>> start

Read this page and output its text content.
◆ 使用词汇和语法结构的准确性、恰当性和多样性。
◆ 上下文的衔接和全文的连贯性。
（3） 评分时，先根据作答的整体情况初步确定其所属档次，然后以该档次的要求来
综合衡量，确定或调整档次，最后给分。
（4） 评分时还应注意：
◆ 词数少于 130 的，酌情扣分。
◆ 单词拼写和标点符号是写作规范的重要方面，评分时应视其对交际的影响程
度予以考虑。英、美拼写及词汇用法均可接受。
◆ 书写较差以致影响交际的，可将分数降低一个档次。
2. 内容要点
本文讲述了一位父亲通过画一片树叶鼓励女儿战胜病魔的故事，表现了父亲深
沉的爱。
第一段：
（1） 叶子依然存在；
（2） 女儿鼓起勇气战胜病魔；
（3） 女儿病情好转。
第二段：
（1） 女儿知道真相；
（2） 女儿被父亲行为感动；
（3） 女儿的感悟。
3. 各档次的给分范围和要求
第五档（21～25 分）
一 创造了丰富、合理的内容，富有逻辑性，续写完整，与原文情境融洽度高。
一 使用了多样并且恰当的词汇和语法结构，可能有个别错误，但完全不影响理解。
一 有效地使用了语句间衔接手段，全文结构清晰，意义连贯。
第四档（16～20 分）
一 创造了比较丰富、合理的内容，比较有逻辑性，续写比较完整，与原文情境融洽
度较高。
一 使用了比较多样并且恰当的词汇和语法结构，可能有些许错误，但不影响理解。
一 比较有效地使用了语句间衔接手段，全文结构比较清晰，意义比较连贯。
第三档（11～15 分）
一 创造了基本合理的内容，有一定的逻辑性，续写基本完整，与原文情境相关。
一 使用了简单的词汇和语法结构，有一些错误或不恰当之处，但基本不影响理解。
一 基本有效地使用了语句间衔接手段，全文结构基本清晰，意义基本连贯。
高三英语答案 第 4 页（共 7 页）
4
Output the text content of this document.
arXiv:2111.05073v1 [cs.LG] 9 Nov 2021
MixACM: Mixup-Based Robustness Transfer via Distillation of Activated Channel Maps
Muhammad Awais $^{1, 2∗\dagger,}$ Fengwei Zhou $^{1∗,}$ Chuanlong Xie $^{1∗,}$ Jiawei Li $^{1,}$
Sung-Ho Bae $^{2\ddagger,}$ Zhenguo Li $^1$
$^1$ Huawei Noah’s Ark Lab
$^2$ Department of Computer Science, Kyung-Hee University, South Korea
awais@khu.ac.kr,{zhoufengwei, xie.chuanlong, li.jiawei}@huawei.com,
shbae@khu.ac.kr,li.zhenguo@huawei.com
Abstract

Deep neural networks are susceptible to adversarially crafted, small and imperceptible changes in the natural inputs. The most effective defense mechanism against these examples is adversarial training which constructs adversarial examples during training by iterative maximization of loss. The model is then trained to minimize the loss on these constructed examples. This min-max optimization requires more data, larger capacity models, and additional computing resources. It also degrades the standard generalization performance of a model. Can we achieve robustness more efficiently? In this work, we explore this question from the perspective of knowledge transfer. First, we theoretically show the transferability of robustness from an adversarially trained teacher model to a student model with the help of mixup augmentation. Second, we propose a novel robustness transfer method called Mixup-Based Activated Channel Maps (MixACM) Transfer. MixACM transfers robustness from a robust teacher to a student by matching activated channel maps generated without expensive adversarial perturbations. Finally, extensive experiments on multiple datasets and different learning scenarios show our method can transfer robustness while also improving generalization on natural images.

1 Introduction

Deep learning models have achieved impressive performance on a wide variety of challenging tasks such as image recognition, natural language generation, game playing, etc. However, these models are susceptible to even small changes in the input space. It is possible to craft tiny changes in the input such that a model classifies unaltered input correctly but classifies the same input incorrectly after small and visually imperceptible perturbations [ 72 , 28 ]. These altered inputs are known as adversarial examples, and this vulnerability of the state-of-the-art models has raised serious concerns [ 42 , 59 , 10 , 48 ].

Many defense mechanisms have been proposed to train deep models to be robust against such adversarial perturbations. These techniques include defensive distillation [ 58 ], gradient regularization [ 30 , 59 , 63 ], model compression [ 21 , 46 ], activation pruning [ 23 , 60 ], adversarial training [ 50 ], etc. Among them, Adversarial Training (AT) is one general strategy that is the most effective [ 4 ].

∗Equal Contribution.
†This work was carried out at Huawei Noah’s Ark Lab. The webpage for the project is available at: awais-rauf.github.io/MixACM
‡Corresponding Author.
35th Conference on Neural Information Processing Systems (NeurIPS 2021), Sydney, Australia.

>> end

Task to carry out: Copy the material above, line for line.

Written solution:
Read this page and output its text content.
◆ 使用词汇和语法结构的准确性、恰当性和多样性。
◆ 上下文的衔接和全文的连贯性。
（3） 评分时，先根据作答的整体情况初步确定其所属档次，然后以该档次的要求来
综合衡量，确定或调整档次，最后给分。
（4） 评分时还应注意：
◆ 词数少于 130 的，酌情扣分。
◆ 单词拼写和标点符号是写作规范的重要方面，评分时应视其对交际的影响程
度予以考虑。英、美拼写及词汇用法均可接受。
◆ 书写较差以致影响交际的，可将分数降低一个档次。
2. 内容要点
本文讲述了一位父亲通过画一片树叶鼓励女儿战胜病魔的故事，表现了父亲深
沉的爱。
第一段：
（1） 叶子依然存在；
（2） 女儿鼓起勇气战胜病魔；
（3） 女儿病情好转。
第二段：
（1） 女儿知道真相；
（2） 女儿被父亲行为感动；
（3） 女儿的感悟。
3. 各档次的给分范围和要求
第五档（21～25 分）
一 创造了丰富、合理的内容，富有逻辑性，续写完整，与原文情境融洽度高。
一 使用了多样并且恰当的词汇和语法结构，可能有个别错误，但完全不影响理解。
一 有效地使用了语句间衔接手段，全文结构清晰，意义连贯。
第四档（16～20 分）
一 创造了比较丰富、合理的内容，比较有逻辑性，续写比较完整，与原文情境融洽
度较高。
一 使用了比较多样并且恰当的词汇和语法结构，可能有些许错误，但不影响理解。
一 比较有效地使用了语句间衔接手段，全文结构比较清晰，意义比较连贯。
第三档（11～15 分）
一 创造了基本合理的内容，有一定的逻辑性，续写基本完整，与原文情境相关。
一 使用了简单的词汇和语法结构，有一些错误或不恰当之处，但基本不影响理解。
一 基本有效地使用了语句间衔接手段，全文结构基本清晰，意义基本连贯。
高三英语答案 第 4 页（共 7 页）
4
Output the text content of this document.
arXiv:2111.05073v1 [cs.LG] 9 Nov 2021
MixACM: Mixup-Based Robustness Transfer via Distillation of Activated Channel Maps
Muhammad Awais $^{1, 2∗\dagger,}$ Fengwei Zhou $^{1∗,}$ Chuanlong Xie $^{1∗,}$ Jiawei Li $^{1,}$
Sung-Ho Bae $^{2\ddagger,}$ Zhenguo Li $^1$
$^1$ Huawei Noah’s Ark Lab
$^2$ Department of Computer Science, Kyung-Hee University, South Korea
awais@khu.ac.kr,{zhoufengwei, xie.chuanlong, li.jiawei}@huawei.com,
shbae@khu.ac.kr,li.zhenguo@huawei.com
Abstract

Deep neural networks are susceptible to adversarially crafted, small and imperceptible changes in the natural inputs. The most effective defense mechanism against these examples is adversarial training which constructs adversarial examples during training by iterative maximization of loss. The model is then trained to minimize the loss on these constructed examples. This min-max optimization requires more data, larger capacity models, and additional computing resources. It also degrades the standard generalization performance of a model. Can we achieve robustness more efficiently? In this work, we explore this question from the perspective of knowledge transfer. First, we theoretically show the transferability of robustness from an adversarially trained teacher model to a student model with the help of mixup augmentation. Second, we propose a novel robustness transfer method called Mixup-Based Activated Channel Maps (MixACM) Transfer. MixACM transfers robustness from a robust teacher to a student by matching activated channel maps generated without expensive adversarial perturbations. Finally, extensive experiments on multiple datasets and different learning scenarios show our method can transfer robustness while also improving generalization on natural images.

1 Introduction

Deep learning models have achieved impressive performance on a wide variety of challenging tasks such as image recognition, natural language generation, game playing, etc. However, these models are susceptible to even small changes in the input space. It is possible to craft tiny changes in the input such that a model classifies unaltered input correctly but classifies the same input incorrectly after small and visually imperceptible perturbations [ 72 , 28 ]. These altered inputs are known as adversarial examples, and this vulnerability of the state-of-the-art models has raised serious concerns [ 42 , 59 , 10 , 48 ].

Many defense mechanisms have been proposed to train deep models to be robust against such adversarial perturbations. These techniques include defensive distillation [ 58 ], gradient regularization [ 30 , 59 , 63 ], model compression [ 21 , 46 ], activation pruning [ 23 , 60 ], adversarial training [ 50 ], etc. Among them, Adversarial Training (AT) is one general strategy that is the most effective [ 4 ].

∗Equal Contribution.
†This work was carried out at Huawei Noah’s Ark Lab. The webpage for the project is available at: awais-rauf.github.io/MixACM
‡Corresponding Author.
35th Conference on Neural Information Processing Systems (NeurIPS 2021), Sydney, Australia.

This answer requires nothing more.